**TO DO**
In the entries that follow, find the word "щогла" and report each line it is on.

**SOURCE MATERIAL**
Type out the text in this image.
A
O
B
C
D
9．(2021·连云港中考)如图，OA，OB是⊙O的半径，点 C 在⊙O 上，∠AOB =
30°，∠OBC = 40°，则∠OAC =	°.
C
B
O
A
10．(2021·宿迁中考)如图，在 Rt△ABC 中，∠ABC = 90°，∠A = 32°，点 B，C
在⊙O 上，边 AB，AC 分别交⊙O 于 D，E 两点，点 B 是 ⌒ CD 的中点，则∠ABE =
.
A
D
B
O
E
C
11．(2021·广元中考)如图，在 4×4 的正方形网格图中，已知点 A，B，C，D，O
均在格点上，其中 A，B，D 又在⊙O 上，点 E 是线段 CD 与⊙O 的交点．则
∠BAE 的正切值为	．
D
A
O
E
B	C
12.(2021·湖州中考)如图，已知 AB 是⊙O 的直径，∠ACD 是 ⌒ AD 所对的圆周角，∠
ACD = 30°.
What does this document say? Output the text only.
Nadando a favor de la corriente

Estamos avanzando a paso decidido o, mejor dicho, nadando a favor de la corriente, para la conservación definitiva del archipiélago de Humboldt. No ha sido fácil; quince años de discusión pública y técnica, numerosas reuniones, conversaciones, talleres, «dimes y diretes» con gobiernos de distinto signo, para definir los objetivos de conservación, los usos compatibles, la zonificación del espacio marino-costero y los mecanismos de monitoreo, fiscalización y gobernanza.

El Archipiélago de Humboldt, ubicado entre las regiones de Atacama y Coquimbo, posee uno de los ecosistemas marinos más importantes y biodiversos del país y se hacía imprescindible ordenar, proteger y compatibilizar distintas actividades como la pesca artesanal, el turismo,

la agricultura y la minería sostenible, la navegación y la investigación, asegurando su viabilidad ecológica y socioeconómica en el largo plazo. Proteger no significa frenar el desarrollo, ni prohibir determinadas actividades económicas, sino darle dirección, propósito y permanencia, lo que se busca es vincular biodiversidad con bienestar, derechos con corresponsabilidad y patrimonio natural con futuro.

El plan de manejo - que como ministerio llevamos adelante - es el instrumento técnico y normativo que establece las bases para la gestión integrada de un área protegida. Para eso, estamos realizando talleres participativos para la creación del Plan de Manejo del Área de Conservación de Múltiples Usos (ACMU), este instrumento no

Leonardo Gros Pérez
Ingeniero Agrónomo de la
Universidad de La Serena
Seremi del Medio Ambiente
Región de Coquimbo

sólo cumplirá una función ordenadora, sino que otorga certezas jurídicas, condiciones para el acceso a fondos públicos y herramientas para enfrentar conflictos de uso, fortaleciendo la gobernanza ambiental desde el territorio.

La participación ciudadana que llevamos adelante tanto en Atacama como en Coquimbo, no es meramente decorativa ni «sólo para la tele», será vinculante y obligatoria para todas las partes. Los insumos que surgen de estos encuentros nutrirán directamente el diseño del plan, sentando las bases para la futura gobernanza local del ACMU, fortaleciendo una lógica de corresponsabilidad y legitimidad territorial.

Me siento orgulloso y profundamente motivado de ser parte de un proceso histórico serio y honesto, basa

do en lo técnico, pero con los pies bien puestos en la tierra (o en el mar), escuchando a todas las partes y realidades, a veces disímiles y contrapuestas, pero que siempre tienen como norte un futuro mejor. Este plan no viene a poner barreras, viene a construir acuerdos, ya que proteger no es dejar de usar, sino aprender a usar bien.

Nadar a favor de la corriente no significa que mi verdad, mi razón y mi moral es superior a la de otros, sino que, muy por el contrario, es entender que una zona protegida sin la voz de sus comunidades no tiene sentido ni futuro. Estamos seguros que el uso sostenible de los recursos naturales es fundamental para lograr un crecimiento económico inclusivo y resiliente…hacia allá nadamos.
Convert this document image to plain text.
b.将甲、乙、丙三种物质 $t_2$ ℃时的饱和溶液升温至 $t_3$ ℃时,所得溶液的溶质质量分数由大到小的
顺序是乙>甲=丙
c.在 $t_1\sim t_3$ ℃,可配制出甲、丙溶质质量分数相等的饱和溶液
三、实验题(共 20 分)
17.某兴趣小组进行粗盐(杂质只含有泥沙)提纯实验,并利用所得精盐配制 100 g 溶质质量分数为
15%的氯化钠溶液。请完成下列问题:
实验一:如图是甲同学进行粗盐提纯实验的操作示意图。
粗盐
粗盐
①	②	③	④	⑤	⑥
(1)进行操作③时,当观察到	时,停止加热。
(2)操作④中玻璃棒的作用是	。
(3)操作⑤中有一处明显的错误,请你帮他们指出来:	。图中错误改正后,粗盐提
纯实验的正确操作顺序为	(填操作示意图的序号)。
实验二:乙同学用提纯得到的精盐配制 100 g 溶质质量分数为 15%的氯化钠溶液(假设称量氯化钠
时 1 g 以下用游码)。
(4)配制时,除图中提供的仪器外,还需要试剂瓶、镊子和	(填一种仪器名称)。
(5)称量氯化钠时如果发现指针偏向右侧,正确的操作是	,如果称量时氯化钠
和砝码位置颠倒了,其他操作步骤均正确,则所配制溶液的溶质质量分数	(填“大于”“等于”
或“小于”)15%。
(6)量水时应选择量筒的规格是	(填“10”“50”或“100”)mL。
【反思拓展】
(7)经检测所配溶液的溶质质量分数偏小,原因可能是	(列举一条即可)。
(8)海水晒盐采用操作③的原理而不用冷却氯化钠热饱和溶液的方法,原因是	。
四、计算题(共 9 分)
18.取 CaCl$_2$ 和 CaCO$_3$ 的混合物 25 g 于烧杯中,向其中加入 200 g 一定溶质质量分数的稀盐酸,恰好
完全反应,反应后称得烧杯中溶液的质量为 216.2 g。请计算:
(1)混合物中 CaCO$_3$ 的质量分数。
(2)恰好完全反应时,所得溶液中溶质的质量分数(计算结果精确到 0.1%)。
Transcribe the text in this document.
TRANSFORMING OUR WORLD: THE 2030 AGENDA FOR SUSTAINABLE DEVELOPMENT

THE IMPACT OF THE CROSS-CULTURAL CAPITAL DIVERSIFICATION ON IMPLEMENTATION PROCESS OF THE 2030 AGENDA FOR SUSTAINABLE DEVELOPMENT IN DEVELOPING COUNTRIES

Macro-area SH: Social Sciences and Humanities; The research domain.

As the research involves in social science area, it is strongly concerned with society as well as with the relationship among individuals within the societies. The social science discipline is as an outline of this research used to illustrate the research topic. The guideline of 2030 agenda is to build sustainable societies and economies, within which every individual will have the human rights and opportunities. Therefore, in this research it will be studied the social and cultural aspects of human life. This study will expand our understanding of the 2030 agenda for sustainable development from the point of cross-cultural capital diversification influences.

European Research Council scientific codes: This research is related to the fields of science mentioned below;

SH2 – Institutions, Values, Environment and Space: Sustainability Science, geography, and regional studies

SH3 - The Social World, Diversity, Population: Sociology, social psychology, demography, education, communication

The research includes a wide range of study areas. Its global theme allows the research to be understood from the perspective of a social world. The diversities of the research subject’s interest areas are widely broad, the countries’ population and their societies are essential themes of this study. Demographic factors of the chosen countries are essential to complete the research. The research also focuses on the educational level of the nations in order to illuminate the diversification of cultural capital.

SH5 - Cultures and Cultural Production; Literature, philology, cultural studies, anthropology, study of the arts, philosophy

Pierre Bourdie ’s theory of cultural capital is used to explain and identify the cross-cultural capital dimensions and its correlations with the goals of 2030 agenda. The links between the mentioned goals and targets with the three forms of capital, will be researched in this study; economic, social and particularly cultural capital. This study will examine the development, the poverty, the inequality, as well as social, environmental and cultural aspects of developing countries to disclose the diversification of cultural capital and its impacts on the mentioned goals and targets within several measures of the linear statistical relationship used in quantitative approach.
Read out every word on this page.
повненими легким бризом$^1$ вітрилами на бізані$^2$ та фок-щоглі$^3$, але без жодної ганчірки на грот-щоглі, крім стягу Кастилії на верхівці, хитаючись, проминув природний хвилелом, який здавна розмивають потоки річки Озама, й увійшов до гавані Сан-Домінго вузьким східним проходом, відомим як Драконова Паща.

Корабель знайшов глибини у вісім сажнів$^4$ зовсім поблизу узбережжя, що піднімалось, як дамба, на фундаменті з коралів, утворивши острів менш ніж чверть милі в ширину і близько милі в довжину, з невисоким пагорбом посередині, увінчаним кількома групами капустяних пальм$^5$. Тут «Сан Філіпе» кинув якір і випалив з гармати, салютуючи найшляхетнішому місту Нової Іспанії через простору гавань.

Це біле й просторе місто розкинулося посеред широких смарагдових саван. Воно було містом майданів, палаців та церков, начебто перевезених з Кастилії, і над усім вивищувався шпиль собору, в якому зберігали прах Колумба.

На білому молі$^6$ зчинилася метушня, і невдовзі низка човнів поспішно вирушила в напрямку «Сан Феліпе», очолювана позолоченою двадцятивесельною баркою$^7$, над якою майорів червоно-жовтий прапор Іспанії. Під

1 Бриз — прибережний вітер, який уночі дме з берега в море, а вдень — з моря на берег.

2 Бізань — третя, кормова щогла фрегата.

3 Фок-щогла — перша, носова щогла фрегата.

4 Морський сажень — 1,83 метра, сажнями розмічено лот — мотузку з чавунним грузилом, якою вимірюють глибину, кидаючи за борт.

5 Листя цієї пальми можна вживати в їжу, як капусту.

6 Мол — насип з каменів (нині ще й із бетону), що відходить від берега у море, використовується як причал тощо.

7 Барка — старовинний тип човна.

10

**EXPECTED OUTPUT**
2 Бізань — третя, кормова щогла фрегата.
3 Фок-щогла — перша, носова щогла фрегата.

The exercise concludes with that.